QUOTED PASSAGE:
____________________
Photo by Mark Vorhusen of Switzerland, as posted on Spaceweather.com
Photo by Mark Vorhusen of Switzerland, as posted on Spaceweather.com

D’oh!! Why didn’t we think of this sooner? A tip of the ol’ Plasma Tail to Phil Plait over at Bad Astronomy for pointing out that you CAN see Comet McNaught during the day (as discussed over at Spaceweather.com.)

Let me stress that you should be VERY careful about looking at the comet, as it’s close to the Sun. It doesn’t take a rocket scientist to figure out that you don’t want to look directly at the Sun because it’ll burn your eyes. So, pay attention, guard your eyes while you feast them on the comet. Here’s how: simply put a building between you and the Sun, look about one fist-width east of the Sun and you should be able to make it out. Try it over the next couple of days and hope for clear weather!I should point out that a photo is going to show more than a naked eye glance, but see what you can find. How many times in your life will you get a chance to spot a naked-eye comet during broad daylight?

P.S. While you’re at it, check out the real-time space images of the comet at the SOHO website.

DeLurking and the Center of the Universe

Over at Astronomy Blog, Stuart has made a list of us bloggers who reported from AAS, and along the way mentions that this is (was) Delurking Week. If you don’t know, this is the week that you should be commenting on blogs that you read, rather than leaving those commmenting boxes blank and lonely. So, comment away! I won’t mind.

Stuart also links to a great little vodcast created at the opening reception of the AAS meeting by the Slacker Astronomers. They went around the reception asking questions like “What size underwear do you wear” (to which Phil Plait answered “M”), and “What’s the center of the universe—Earth or the Sun?”

Lots of funny answers to that one, including one from Phil (again) who promptly said, “My daughter.” Of course, there is NO preferred spot in the universe, so you could say that Earth or the Sun are the center, but then again, if you were attending AAS on Alpha Centauri IV, you could say the center was there, too. At least most of the astronomers who answered knew that it was a funny question and had a good time with it.

A Questionable NASA Hire?

Normally I do not do political commentary, but occasionally a story comes across that requires a few words. What follows is one of them. I wonder what will happen to NASA now that a former second-in-command for FEMA during the Hurricane Katrina disaster has been hired as a so-called “senior advisor” to NASA administrator Michael Griffin?

In a Washington Post story, NASA spokesman David Mould said that Patrick Rhode, who started his unlikely career toward scientific policy as an advance man for the Bush-Cheney election campaign in 2000, was a good choice for the job because, “He’s done a lot of things.”

Some of those things include a well-circulated email that he sent to his boss during the Katrina disaster, telling Brown that he, too was sitting somewhere moussing his hair. (This while New Orleans drowned, homes in Mississippi, Louisiana, Alabama, Florida, and Texas were torn apart, and thousands of people were left homeless and at the mercy of FEMA officials.)
____________________
DATA LISTING:
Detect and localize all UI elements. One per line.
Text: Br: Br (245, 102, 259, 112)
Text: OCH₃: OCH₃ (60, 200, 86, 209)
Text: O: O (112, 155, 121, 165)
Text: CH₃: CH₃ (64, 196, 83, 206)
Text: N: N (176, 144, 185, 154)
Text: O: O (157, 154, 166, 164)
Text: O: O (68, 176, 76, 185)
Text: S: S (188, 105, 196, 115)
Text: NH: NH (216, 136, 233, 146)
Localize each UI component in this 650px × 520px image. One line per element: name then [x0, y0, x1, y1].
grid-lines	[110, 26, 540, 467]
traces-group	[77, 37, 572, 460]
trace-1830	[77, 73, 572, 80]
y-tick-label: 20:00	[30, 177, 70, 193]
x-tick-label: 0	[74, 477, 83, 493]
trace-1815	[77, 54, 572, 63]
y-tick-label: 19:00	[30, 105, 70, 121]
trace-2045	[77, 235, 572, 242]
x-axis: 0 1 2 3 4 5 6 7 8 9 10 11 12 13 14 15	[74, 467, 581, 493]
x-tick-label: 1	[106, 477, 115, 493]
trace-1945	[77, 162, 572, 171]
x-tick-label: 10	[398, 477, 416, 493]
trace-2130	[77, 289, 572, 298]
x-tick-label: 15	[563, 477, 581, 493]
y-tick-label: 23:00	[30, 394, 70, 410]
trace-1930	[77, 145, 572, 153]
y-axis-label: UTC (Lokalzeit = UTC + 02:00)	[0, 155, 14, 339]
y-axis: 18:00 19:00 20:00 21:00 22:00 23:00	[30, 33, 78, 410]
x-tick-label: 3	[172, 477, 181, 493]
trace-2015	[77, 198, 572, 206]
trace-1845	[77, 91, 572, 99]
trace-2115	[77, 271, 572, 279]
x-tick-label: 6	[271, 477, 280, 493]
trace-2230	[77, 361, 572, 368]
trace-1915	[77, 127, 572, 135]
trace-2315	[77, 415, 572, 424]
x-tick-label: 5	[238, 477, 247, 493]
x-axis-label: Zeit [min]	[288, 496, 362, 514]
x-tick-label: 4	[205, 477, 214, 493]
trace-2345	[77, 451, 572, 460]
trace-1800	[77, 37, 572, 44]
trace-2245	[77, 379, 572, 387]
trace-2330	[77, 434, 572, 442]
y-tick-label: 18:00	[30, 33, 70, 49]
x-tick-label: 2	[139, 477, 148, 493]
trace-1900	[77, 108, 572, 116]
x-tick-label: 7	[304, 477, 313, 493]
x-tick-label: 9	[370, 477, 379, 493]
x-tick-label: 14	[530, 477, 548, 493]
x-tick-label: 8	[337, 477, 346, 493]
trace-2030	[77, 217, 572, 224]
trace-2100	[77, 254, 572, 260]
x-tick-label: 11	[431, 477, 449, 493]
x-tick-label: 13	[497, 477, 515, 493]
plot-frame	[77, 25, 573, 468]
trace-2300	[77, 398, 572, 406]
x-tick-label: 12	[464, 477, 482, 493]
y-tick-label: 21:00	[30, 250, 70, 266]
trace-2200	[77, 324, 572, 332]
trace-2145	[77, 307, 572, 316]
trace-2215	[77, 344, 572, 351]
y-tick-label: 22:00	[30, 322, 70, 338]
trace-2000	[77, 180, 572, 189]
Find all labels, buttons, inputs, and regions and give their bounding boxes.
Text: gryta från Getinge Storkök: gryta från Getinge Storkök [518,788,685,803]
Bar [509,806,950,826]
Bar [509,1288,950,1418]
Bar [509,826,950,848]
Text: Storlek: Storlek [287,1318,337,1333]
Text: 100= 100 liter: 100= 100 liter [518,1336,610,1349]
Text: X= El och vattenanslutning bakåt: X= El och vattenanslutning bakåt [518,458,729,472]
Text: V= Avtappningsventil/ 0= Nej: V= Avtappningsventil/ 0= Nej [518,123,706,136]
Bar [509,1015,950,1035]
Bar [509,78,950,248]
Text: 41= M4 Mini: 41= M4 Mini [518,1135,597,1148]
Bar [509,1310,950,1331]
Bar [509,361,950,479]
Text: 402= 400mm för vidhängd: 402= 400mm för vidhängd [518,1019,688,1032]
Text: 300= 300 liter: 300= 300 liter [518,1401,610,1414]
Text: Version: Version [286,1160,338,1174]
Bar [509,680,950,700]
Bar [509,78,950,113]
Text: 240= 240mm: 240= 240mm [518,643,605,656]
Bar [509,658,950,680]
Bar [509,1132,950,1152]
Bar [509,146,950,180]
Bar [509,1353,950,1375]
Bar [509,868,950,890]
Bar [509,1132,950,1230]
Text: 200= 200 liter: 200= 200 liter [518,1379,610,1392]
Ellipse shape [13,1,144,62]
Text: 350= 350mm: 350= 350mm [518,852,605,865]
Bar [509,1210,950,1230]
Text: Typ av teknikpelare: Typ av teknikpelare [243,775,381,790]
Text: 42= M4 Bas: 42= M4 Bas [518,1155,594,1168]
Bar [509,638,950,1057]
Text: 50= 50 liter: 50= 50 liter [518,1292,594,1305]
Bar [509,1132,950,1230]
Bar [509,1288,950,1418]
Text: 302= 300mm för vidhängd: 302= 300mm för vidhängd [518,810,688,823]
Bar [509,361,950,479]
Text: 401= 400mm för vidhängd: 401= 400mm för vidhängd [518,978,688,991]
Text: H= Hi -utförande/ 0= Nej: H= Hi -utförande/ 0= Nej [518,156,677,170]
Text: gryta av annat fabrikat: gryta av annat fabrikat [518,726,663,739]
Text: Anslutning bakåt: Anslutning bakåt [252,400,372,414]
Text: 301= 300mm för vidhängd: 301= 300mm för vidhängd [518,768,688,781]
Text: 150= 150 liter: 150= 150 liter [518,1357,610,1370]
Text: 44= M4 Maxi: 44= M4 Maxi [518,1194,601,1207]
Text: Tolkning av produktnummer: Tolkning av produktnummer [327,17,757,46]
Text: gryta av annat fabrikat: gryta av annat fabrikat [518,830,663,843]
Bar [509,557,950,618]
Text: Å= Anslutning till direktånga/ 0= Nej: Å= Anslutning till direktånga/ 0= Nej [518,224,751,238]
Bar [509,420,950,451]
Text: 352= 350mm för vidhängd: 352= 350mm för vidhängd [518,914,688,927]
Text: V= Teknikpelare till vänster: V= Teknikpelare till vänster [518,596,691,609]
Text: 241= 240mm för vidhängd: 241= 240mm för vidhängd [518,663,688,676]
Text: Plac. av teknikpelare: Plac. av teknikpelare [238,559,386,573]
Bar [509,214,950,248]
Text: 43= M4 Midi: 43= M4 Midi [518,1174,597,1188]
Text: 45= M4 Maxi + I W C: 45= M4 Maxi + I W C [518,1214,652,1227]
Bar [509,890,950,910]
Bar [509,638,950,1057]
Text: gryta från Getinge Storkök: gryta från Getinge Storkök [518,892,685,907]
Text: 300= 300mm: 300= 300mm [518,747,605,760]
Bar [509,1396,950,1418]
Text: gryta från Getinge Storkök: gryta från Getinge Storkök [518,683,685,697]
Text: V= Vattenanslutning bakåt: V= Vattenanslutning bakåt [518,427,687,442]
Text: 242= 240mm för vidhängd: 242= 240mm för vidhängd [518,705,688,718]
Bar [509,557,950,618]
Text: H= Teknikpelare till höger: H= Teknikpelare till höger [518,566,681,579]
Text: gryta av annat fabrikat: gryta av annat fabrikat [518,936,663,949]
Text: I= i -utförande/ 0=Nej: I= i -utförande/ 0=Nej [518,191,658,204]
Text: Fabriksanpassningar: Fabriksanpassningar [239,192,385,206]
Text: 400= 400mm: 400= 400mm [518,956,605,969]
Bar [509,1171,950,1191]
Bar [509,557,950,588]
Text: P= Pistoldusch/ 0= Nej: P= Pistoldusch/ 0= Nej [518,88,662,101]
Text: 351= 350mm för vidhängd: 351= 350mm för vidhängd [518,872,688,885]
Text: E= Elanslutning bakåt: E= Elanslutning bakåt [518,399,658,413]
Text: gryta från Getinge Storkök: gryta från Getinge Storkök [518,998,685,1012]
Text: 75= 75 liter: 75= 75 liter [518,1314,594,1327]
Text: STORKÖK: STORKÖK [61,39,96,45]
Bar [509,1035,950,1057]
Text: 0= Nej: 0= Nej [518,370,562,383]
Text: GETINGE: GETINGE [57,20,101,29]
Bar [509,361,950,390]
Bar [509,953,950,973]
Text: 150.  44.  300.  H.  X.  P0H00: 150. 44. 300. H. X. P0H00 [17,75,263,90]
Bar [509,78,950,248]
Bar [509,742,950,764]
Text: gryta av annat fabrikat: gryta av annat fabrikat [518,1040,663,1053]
____________________
REQUIRED WORK:
1) In the astronomy blog post, where should a viewer look relative to the Sun to spot Comet McNaught in daylight?
2) Carry on the astronomy blog post past its final sentence.
The listing has no connection to the astronomy blog post.

ANSWER SET:
1) About one fist-width east of the Sun.

2)
Our top NASA officials should have science background, along with some solid policy and technology experience. Rhode does not. It seems that the Bush administration keeps topping its own worst picks record by choosing yet another politically connected insider for a job he’s apparently not-too-well-qualified-for. Rhode’s background apparently includes NO science and little technology expertise, he began his career as a TV reporter (not that being a journalist is bad, and I know some science journalists who have more science background than Rhode does), and wiggled his way into a series of policy jobs that appear to have been political payoff for his support of Bush/Cheney. Okay, let’s call this what it is: patronage. And,there are some jobs and places in our government where patronage hurts (think FEMA). NASA is another.

And you have to wonder why some kids in the U.S. think that NASA is irrelevant. When we see such poorly chosen officials rewarded with patronage jobs at the top of the NASA administration, it begins to look like our space agency isn’t taken seriously by the administration. These people seem to operate at the center of an alternate universe where ideology trumps logic and scientific expertise. Will “Mr. Mousse” choose politics over safety as he “advises” the NASA administrator in the months to come? We don’t want to see any more disasters at NASA, and we especially don’t want to see loss of life, followed by a Rose Garden medal ceremony for this hack, and a “heckuva job, Rhodie” slap on the back from his political godfathers in the White House.

An interesting note: the Washington Post picked this story up late Friday (the usual time the White House announces bad news) from the Associated Press, but I see nothing on it on CNN or MSNBC or any of the other main news outlets (as of Saturday night). Let’s see how it unfolds over the next few days.